> [Zadanie]:
Napisz dalszy ciąg wpisu o powodach założenia bloga, zaczynając od miejsca tuż po jego ostatnim zdaniu.

> [Podany fragment]:
════════════════════
Dlaczego
blog?
Robiąc wiele
rzeczy (właściwie wiele rzeczy jednocześnie), często brakuje nam motywacji. Napisano
o tym setki książek, tysiące artykułów, które można przeczytać. Można również
posłuchać płyt motywacyjnych, czy włączyć na youtubie Piotra Blandforda. Dla
mnie jednak to za mało. Nic na mnie lepiej nie działa niż narzucony (sam sobie,
przez kogoś?) rytm. Gdy jestem „w ciągu” pracy, nakręcam się jak samochodzik z
tylnym napędem, od każdego kolejnego zaliczonego celu odbijam się jak piłeczka
kauczukowa. Oczywiście wszystko ma swój koniec, nastaje moment gdy trzeba
spuścić z tonu. To są jednak naturalne stany przesilenia, chwila oddechu i
dalej wpadam w tryb „taśmy produkcyjnej”. Ten najlepiej wypracowany schemat ma
swoje wady i zalety, jednak wydaje mi się iż póki co jest dla mnie najlepszy,
pracowałem ‘zdalnie’ i bardzo się męczyłem.
Potrzebuję
bata? Źle to brzmi, lepiej – potrzebuję rytmu.
Dlatego
właśnie blog. Pisząc, notując, robiąc, selekcjonując i wybierając teksty,
zdjęcia, grafikę, ilustracje, visuale zmotywuję się (mam nadzieję!) do
porządkowania pewnych spraw, które chodzą mi po głowie.
Dla mnie to
będzie rodzaj motywacji do samorozwoju, dla Was mam nadzieję, że interesująca
lektura.
Czas pokaże.
Czy mi starczy samozaparcia, aby sumienność wygrała z lenistwem? Czy Wam
wystarczy poziom, aby zainteresować się treścią.
Ok. Skoro
blog, to o czym?
════════════════════
> [Wiersze danych]:

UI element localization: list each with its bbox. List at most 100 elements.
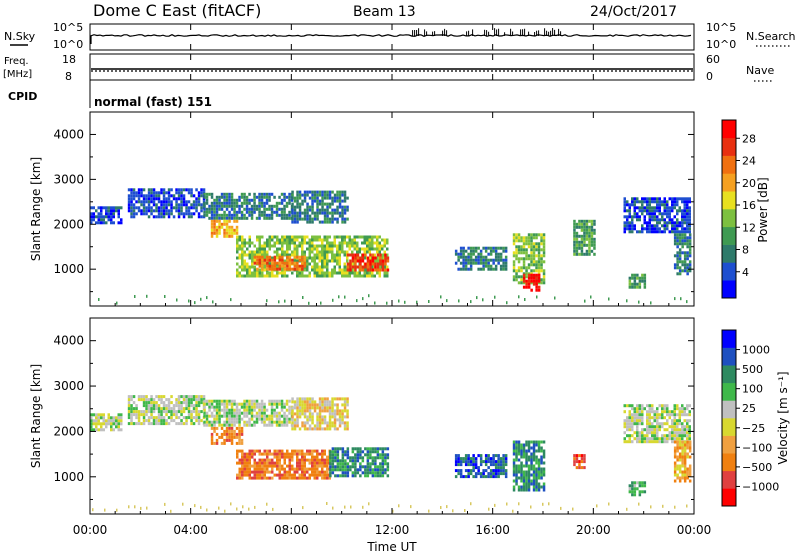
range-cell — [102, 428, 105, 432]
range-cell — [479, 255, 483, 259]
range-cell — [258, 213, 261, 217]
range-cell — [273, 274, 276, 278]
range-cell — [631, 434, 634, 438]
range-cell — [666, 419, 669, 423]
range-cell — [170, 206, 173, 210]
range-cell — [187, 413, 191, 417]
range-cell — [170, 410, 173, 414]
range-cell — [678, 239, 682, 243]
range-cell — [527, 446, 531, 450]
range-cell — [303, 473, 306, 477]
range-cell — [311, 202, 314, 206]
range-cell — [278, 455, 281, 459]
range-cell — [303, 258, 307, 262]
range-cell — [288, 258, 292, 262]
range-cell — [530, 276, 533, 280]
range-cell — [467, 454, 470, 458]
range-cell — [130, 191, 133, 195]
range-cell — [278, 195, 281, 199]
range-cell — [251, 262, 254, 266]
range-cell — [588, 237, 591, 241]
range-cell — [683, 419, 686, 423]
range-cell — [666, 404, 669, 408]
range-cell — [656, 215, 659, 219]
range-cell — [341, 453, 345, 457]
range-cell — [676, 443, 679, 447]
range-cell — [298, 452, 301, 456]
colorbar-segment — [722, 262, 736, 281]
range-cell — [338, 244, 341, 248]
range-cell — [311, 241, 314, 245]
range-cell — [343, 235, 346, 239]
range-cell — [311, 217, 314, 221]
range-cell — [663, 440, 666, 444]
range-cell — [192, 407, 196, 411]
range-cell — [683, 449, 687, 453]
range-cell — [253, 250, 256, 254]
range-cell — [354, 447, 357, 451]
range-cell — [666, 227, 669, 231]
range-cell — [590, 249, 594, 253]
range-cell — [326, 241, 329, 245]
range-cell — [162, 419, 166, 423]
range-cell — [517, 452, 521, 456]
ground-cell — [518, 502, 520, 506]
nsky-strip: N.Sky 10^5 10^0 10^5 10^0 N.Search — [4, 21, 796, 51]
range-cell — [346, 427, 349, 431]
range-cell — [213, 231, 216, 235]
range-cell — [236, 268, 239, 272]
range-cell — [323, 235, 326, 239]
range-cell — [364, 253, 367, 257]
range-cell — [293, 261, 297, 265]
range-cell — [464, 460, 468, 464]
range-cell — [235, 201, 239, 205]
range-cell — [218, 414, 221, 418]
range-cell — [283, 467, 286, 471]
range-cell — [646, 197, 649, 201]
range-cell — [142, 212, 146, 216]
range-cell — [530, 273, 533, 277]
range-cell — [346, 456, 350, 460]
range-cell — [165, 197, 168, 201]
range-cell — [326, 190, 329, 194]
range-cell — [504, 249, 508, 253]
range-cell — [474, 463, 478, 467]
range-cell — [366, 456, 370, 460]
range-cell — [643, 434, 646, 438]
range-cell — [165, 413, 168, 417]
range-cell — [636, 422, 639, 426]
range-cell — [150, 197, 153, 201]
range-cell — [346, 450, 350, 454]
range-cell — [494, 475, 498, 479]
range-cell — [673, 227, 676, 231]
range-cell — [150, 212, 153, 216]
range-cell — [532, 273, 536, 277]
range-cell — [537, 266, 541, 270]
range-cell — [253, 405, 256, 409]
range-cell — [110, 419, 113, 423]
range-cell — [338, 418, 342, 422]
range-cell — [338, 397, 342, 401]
════════════════════
> [Rozwiązanie]:
Narzucanie
tematyki, prowadzi do budowania sztywnych ram. Jednocześnie, strasznie mi się nie podoba
określenie blog lifestylowy. Pisząc, że blog będzie o wszystkim, wykażę się niedojrzałą
głupotą.
Jak, więc
wybrnąć z tego trudnego pytania?
Będę dzielił
się tym co robię zawodowo (visual merchandising), tym co mnie
pasjonuje(fotografia, grafika, ilustracja) lub intryguje (multimedia), będę
wyrażał swoją opinię, ale też pozostawiał pewne rzeczy bez odpowiedzi. To od
Was będzie zależało co z tym zrobicie.
Dlaczego Ale
plansza?
Wychowałem
się w czasach raczkującego w Polsce kapitalizmu, kaset VHS, muzyki puszczanej na MTV,
salonów gier oraz komputerów commodore i amiga500. Pamiętam gdy grając w grę, kolejny odkrywany level, odbijający się w moich wyłupiastych ślepiach,
wywoływał okrzyk ‘ale plansza’.
'Aleplansza' to alegoria do czegoś co dopiero odkrywamy, co jest jeszcze nowe i zachwyca, co jest wyzwaniem samym w
sobie, co trzeba poznać, a następnie „przejść”.
Idealna
nazwa! ;-)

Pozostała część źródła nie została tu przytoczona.